REQUIRED WORK:
Look through the lines and report how many include the word "วนอน", giving nothing but the number.

Collected data entries:
+ + + + + + +

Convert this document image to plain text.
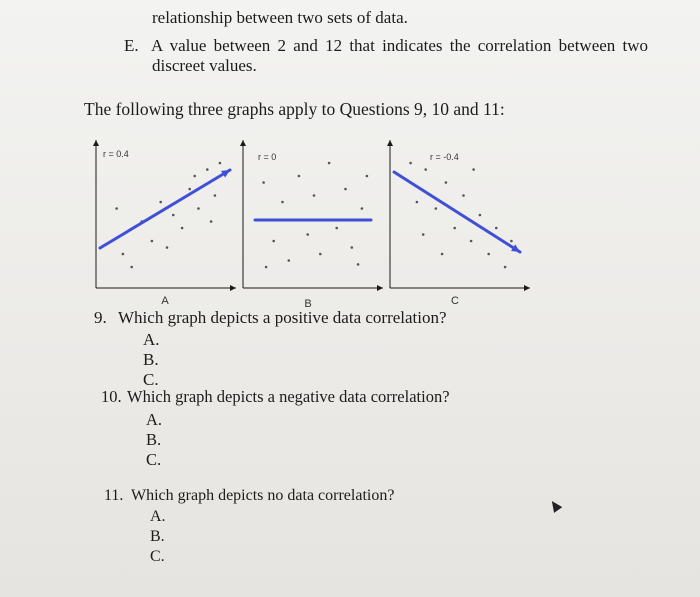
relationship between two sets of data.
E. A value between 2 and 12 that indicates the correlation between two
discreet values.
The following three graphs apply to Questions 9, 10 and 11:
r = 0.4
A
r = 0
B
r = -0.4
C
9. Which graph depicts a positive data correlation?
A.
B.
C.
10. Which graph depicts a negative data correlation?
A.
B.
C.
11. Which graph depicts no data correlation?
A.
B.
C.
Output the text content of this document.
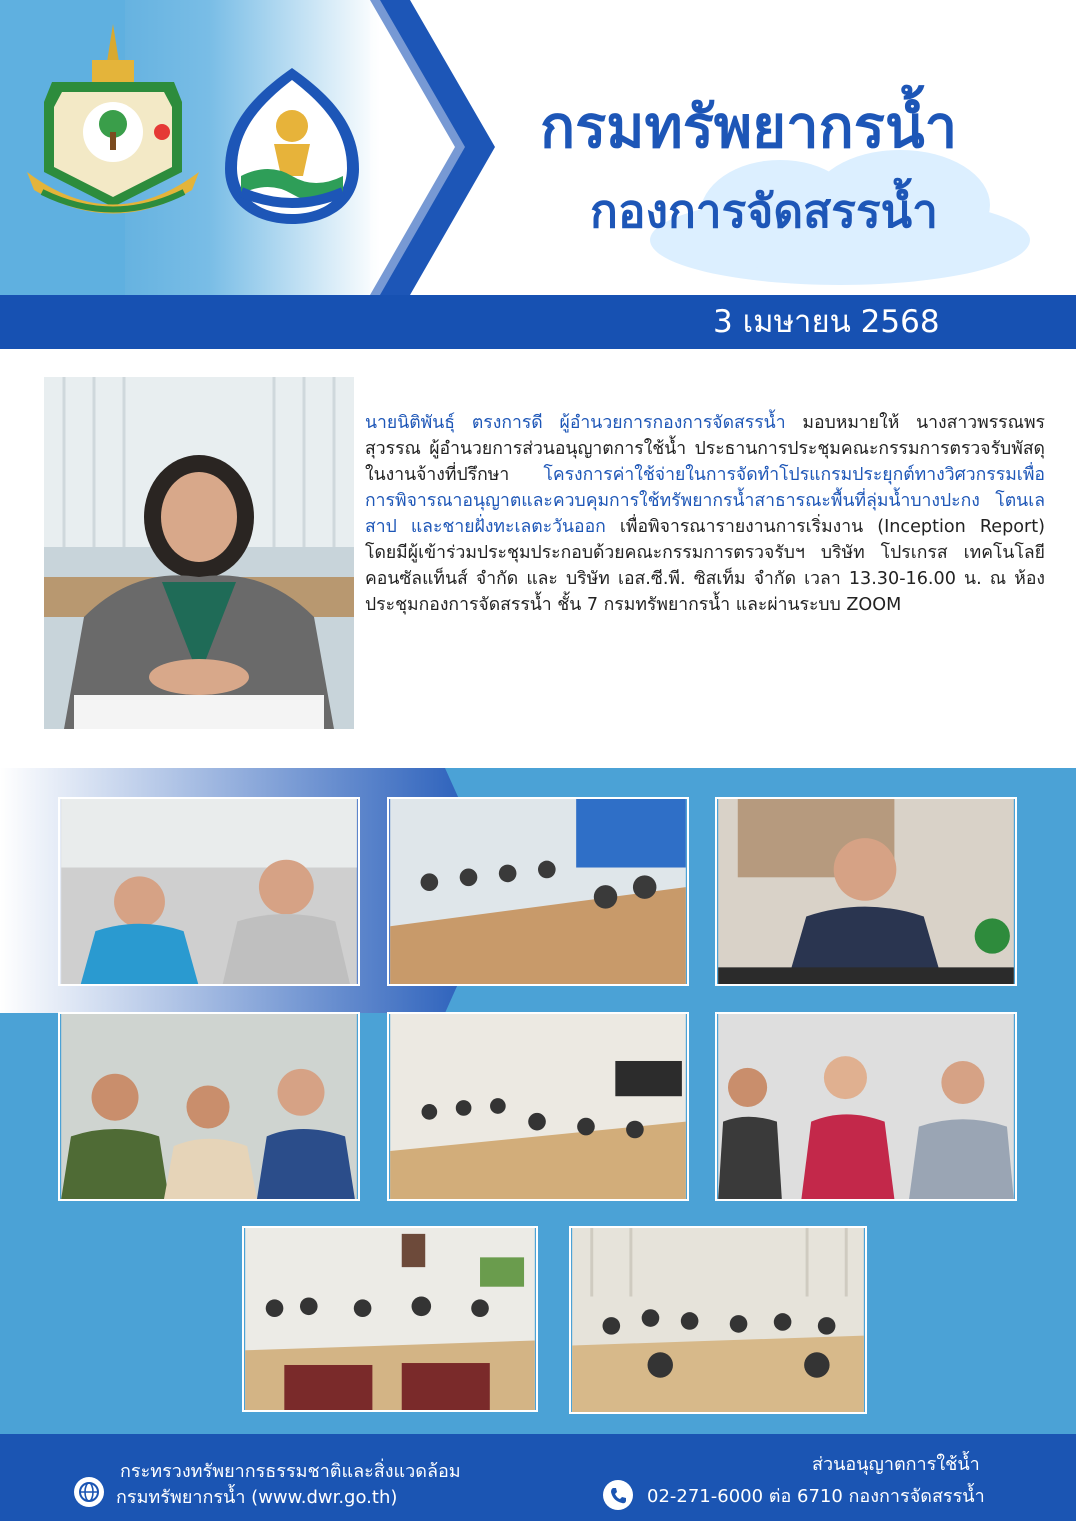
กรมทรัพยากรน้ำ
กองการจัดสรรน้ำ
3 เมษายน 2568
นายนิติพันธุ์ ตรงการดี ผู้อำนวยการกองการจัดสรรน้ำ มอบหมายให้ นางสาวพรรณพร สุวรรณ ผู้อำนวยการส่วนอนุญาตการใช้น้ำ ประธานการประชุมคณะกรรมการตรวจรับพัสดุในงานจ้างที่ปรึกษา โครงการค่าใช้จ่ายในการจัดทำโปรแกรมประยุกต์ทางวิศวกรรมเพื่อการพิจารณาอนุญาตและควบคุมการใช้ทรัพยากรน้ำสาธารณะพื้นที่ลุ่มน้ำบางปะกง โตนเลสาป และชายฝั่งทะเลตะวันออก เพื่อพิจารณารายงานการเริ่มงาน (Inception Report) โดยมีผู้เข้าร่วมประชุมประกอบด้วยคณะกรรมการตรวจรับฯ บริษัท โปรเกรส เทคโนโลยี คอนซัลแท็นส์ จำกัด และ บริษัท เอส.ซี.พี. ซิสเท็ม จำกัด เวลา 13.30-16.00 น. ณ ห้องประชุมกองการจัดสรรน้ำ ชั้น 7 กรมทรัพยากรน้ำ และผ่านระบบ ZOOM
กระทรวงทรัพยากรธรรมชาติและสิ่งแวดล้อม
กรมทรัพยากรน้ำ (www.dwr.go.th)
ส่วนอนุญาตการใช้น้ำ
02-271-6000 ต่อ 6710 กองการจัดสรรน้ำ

+ + + + + + +

SOLUTION:
2